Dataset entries
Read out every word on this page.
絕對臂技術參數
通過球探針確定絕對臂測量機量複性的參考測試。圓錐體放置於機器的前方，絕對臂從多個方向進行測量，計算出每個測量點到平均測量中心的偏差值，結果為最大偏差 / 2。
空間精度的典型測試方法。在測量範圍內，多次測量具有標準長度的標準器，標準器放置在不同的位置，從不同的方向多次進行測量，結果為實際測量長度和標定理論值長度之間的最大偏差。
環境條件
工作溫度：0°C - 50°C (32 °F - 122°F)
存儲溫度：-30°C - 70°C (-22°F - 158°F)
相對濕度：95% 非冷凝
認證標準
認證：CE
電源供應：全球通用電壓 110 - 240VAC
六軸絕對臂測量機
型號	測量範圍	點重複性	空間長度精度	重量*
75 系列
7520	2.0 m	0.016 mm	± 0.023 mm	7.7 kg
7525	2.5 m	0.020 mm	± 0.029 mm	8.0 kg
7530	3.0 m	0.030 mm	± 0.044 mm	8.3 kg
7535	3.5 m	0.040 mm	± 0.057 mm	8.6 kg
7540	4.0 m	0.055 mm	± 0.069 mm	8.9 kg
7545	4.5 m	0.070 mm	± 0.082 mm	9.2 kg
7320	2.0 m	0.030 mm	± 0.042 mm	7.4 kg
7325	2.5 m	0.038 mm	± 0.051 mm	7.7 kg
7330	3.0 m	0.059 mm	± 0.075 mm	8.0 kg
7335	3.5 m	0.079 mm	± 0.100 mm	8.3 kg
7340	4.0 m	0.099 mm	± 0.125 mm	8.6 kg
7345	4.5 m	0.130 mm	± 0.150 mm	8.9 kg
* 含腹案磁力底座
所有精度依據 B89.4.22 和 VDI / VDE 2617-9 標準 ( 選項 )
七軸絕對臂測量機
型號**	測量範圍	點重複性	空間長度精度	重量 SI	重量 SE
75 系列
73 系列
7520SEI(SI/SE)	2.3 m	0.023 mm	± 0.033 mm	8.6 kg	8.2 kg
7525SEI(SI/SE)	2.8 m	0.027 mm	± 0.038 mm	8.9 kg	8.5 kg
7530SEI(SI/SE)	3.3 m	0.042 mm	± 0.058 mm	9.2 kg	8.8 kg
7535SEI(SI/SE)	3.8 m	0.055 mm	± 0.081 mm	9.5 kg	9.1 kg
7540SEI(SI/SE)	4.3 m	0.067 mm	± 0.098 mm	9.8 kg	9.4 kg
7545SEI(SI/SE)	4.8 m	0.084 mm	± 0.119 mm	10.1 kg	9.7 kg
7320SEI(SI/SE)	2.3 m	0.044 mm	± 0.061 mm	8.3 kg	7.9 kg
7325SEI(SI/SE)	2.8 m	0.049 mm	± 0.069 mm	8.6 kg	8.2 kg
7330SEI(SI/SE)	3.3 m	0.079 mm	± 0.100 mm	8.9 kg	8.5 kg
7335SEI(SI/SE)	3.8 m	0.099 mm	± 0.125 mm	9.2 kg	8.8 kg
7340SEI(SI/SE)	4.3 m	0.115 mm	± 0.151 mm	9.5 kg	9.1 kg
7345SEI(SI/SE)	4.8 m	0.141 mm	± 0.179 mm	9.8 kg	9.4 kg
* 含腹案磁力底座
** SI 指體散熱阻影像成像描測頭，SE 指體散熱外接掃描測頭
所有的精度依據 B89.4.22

● **Aim**:
Go through the lines above. Select every one that has the string "點重複性".

● **The solution**:
型號	測量範圍	點重複性	空間長度精度	重量*
型號**	測量範圍	點重複性	空間長度精度	重量 SI	重量 SE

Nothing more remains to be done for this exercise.